Yet more evidence of the scale of potential NHS privatisation emerged today as Cambridgeshire health bosses announced the ten groups being invited to submit bids for the largest single NHS outsourcing to date.
Of the invited bidders only three are wholly NHS Foundation Trusts.
Also hoping to get their hands on the £1billion contract to supply all older people’s health and social care provision in the area, are all of the UK private healthcare giants - Care UK, Capita, Circle, Interserve, Serco, Virgin Care, and United Health.
All these companies have seen their fair share of controversy in their outsourcing ventures of late. Of particular note is United Health’s foray back into NHS outsourcing after it abruptly ended its venture into taking over GP surgeries - a move that resulted in a large and popular surgery in Camden being closed down.
Serco and Virgin have applied to take over all the services - currently run by NHS Trusts - themselves. Interserve, Capita and Circle, are applying ‘in partnership with’ NHS Trusts. Meanwhile United Health has hedged their bets by submitting both a standalone expression of interest, and one in partnership with Care UK and other NHS Trusts.
Other bidders include four Foundation Trusts and a “Community Interest Company”.
But as Mark Porter, chair of the British Medical Association, commented when the tendering was announced:
"The BMA remains concerned that large non-NHS providers, such as those organisations apparently interested in the older people's care contract in Cambridgeshire and Peterborough, could have an unfair advantage during the tendering process over smaller, less well-resourced competitors, especially those from the NHS.”
The way things pan out in the East of England - Lansley's stamping ground and long a test-bed for privatisation - could be an indicator of what is to come for the rest of the NHS. Whilst health and social care integration appears to be attracting cross-party consensus, merging of health and social care into these huge contracts may make it more difficult for the NHS to argue it is the ‘only capable provider’. Unless this test is passed, local health bosses have little choice but to offer services up to the private sector, under the hugely controversial Section 75 regulations of the Health and Social Care Act.
Also giving a clear advantage to private companies who may lack healthcare experience is the use of a ‘prime contractor’ model where there is a lead contractor and lots of sub-contractors. The ‘prime contractor’ model is one that the NHS’s ‘Head of Commissioning’ Bob Ricketts is keen to promote, saying last month “We need to get to a tipping point where we’ve got enough CCGs doing lead provider contracts at scale.”
The sight of private companies teaming up so determinedly with NHS providers will also raise concerns. Last year a report co-ordinated by private consultants Cambridge Health Network (an offshoot of McKinsey) recommended that such a 'partnership' approach could be used to overcome resistance to private sector takeovers. Sir William Wells, who convened the review, suggested in the Guardian that the word privatisation should be ‘banned’ and replaced with the more helpful word ‘partnership’.
The announcement comes hot on the heels of last week’s report by the NHS Support Federation, showing that 20 out of 24 recently advertised NHS contracts were going to private bodies, not to the NHS.

# # #

▶ **Brief 1**:
According to the article on NHS outsourcing in Cambridgeshire, how much is the contract for older people's health and social care worth?
▶ **Brief 2**:
Translate this sentence from the article on NHS outsourcing in Cambridgeshire into Spanish: "Serco and Virgin have applied to take over all the services - currently run by NHS Trusts - themselves."
▶ **Brief 3**:
Repeat the part of the article on NHS outsourcing in Cambridgeshire that opens with the words containing "All these companies" and closes with "other NHS Trusts.".

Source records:

# # #

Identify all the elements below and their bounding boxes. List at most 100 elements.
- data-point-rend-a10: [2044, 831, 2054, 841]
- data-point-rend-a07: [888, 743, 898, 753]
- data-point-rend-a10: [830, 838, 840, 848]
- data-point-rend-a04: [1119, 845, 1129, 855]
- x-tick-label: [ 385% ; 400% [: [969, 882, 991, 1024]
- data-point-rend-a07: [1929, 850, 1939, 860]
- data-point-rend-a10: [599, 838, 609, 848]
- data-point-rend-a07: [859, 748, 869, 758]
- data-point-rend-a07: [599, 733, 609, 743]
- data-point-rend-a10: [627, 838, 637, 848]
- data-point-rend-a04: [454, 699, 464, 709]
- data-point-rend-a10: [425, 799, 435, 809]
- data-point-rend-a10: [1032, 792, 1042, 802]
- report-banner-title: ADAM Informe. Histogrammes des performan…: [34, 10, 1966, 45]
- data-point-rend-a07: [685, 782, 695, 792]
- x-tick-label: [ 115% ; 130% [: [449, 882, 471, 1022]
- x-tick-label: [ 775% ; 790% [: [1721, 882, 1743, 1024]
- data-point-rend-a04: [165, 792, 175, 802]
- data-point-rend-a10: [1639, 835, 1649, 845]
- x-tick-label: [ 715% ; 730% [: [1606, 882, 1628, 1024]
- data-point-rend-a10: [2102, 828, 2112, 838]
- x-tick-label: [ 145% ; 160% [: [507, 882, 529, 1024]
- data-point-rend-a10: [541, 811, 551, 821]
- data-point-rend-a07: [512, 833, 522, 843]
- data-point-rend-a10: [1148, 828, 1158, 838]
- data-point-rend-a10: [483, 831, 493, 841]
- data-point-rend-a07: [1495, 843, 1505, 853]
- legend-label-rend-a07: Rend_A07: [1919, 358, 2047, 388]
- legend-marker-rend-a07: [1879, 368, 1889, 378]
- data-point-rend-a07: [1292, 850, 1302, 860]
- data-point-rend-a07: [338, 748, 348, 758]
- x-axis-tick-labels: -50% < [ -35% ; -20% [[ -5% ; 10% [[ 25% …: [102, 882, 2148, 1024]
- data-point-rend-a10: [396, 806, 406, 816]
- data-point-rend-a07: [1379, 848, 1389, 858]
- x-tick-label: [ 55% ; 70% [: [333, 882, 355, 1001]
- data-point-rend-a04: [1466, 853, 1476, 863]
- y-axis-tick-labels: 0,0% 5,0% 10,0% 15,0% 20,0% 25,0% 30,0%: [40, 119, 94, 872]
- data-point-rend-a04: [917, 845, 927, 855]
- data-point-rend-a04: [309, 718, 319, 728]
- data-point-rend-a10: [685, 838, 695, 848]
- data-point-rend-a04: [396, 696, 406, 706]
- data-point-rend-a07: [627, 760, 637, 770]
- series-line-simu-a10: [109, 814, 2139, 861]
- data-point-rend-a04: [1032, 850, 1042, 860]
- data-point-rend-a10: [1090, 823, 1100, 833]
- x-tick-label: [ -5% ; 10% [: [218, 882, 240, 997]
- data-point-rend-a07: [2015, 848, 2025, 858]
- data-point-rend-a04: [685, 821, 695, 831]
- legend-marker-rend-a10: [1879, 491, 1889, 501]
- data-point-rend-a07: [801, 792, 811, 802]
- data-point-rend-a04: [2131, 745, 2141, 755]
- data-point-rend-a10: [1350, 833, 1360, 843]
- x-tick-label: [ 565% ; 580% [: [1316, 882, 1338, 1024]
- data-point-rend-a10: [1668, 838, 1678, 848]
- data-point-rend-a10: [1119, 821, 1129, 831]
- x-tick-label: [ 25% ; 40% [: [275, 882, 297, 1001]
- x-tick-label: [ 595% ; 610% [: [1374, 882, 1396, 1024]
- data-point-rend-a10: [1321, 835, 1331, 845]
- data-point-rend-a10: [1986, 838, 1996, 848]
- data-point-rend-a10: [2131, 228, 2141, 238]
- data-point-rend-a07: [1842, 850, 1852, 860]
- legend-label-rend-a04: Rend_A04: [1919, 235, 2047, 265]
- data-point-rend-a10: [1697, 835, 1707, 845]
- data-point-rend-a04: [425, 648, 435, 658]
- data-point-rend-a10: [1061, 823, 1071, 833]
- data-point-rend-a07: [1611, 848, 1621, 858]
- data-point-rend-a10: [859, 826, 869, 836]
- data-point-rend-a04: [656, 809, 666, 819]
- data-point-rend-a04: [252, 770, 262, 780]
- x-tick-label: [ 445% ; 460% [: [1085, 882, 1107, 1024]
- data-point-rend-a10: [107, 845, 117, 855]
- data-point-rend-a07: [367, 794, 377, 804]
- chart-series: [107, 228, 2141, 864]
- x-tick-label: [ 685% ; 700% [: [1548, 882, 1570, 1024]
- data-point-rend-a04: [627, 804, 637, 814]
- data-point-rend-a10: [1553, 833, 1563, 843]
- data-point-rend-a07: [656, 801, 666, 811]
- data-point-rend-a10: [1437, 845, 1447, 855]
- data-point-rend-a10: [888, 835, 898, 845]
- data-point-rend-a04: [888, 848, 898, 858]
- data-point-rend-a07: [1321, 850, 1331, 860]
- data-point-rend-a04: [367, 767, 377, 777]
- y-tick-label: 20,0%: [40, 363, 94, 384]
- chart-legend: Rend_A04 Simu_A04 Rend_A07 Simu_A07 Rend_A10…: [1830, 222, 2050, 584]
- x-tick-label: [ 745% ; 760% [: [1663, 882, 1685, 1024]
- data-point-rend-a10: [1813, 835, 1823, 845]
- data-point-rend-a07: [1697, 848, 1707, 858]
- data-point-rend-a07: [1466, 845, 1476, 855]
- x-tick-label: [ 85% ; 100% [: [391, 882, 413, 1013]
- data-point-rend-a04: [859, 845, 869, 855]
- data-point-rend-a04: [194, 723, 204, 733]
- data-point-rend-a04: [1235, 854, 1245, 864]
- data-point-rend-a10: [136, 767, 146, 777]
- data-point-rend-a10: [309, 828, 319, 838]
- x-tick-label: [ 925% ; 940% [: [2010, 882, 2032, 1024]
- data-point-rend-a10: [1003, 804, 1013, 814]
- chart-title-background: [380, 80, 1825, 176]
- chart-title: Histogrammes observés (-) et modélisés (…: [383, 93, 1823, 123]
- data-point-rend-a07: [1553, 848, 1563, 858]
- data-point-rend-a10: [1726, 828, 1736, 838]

# # #

▶ **Answer area 1**:
£1billion.

▶ **Answer area 2**:
Serco y Virgin han solicitado hacerse cargo por sí mismas de todos los servicios, actualmente gestionados por los NHS Trusts.

▶ **Answer area 3**:
All these companies have seen their fair share of controversy in their outsourcing ventures of late. Of particular note is United Health’s foray back into NHS outsourcing after it abruptly ended its venture into taking over GP surgeries - a move that resulted in a large and popular surgery in Camden being closed down.
Serco and Virgin have applied to take over all the services - currently run by NHS Trusts - themselves. Interserve, Capita and Circle, are applying ‘in partnership with’ NHS Trusts. Meanwhile United Health has hedged their bets by submitting both a standalone expression of interest, and one in partnership with Care UK and other NHS Trusts.